• [WHAT TO PRODUCE] Could you extract every entry below and reproduce it exactly?

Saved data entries

-.-.-

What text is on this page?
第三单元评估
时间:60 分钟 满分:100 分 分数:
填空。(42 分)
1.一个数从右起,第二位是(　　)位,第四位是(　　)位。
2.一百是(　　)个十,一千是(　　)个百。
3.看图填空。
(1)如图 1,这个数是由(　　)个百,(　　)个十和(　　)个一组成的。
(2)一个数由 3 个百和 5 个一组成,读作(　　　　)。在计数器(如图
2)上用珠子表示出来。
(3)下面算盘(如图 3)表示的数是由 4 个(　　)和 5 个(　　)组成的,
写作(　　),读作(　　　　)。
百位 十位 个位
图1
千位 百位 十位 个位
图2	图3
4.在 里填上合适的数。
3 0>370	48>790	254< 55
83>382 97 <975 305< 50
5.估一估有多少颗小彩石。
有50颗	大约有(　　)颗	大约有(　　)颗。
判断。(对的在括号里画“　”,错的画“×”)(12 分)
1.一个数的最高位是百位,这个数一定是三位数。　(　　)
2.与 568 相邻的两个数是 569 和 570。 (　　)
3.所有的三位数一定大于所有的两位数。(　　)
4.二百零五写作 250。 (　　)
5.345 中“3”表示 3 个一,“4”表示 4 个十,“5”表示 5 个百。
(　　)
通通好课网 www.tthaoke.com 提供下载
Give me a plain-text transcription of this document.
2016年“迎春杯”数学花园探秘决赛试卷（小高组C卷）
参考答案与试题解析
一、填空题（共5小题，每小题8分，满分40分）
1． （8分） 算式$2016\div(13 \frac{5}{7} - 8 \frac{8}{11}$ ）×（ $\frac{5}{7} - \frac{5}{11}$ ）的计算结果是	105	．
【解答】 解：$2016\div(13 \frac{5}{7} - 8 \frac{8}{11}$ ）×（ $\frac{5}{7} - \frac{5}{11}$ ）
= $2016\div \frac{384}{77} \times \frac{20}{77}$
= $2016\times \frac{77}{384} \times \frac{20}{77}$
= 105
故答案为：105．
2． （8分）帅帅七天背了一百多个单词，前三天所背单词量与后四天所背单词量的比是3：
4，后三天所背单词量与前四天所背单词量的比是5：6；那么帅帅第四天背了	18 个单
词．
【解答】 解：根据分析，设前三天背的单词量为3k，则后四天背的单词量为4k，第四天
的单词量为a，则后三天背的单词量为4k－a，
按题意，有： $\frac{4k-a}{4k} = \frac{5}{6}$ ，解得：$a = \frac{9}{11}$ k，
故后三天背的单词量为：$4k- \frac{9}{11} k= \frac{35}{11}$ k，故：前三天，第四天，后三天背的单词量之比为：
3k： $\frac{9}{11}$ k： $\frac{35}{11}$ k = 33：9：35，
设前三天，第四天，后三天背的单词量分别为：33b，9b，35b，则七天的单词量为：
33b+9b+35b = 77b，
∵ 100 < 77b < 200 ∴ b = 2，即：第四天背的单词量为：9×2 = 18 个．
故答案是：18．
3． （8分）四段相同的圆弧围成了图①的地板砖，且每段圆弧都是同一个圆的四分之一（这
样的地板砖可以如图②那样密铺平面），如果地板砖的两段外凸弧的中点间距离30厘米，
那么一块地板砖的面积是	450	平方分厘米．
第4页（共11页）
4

-.-.-

• [FINISHED ANSWER]
What text is on this page?
第三单元评估
时间:60 分钟 满分:100 分 分数:
填空。(42 分)
1.一个数从右起,第二位是(　　)位,第四位是(　　)位。
2.一百是(　　)个十,一千是(　　)个百。
3.看图填空。
(1)如图 1,这个数是由(　　)个百,(　　)个十和(　　)个一组成的。
(2)一个数由 3 个百和 5 个一组成,读作(　　　　)。在计数器(如图
2)上用珠子表示出来。
(3)下面算盘(如图 3)表示的数是由 4 个(　　)和 5 个(　　)组成的,
写作(　　),读作(　　　　)。
百位 十位 个位
图1
千位 百位 十位 个位
图2	图3
4.在 里填上合适的数。
3 0>370	48>790	254< 55
83>382 97 <975 305< 50
5.估一估有多少颗小彩石。
有50颗	大约有(　　)颗	大约有(　　)颗。
判断。(对的在括号里画“　”,错的画“×”)(12 分)
1.一个数的最高位是百位,这个数一定是三位数。　(　　)
2.与 568 相邻的两个数是 569 和 570。 (　　)
3.所有的三位数一定大于所有的两位数。(　　)
4.二百零五写作 250。 (　　)
5.345 中“3”表示 3 个一,“4”表示 4 个十,“5”表示 5 个百。
(　　)
通通好课网 www.tthaoke.com 提供下载
Give me a plain-text transcription of this document.
2016年“迎春杯”数学花园探秘决赛试卷（小高组C卷）
参考答案与试题解析
一、填空题（共5小题，每小题8分，满分40分）
1． （8分） 算式$2016\div(13 \frac{5}{7} - 8 \frac{8}{11}$ ）×（ $\frac{5}{7} - \frac{5}{11}$ ）的计算结果是	105	．
【解答】 解：$2016\div(13 \frac{5}{7} - 8 \frac{8}{11}$ ）×（ $\frac{5}{7} - \frac{5}{11}$ ）
= $2016\div \frac{384}{77} \times \frac{20}{77}$
= $2016\times \frac{77}{384} \times \frac{20}{77}$
= 105
故答案为：105．
2． （8分）帅帅七天背了一百多个单词，前三天所背单词量与后四天所背单词量的比是3：
4，后三天所背单词量与前四天所背单词量的比是5：6；那么帅帅第四天背了	18 个单
词．
【解答】 解：根据分析，设前三天背的单词量为3k，则后四天背的单词量为4k，第四天
的单词量为a，则后三天背的单词量为4k－a，
按题意，有： $\frac{4k-a}{4k} = \frac{5}{6}$ ，解得：$a = \frac{9}{11}$ k，
故后三天背的单词量为：$4k- \frac{9}{11} k= \frac{35}{11}$ k，故：前三天，第四天，后三天背的单词量之比为：
3k： $\frac{9}{11}$ k： $\frac{35}{11}$ k = 33：9：35，
设前三天，第四天，后三天背的单词量分别为：33b，9b，35b，则七天的单词量为：
33b+9b+35b = 77b，
∵ 100 < 77b < 200 ∴ b = 2，即：第四天背的单词量为：9×2 = 18 个．
故答案是：18．
3． （8分）四段相同的圆弧围成了图①的地板砖，且每段圆弧都是同一个圆的四分之一（这
样的地板砖可以如图②那样密铺平面），如果地板砖的两段外凸弧的中点间距离30厘米，
那么一块地板砖的面积是	450	平方分厘米．
第4页（共11页）
4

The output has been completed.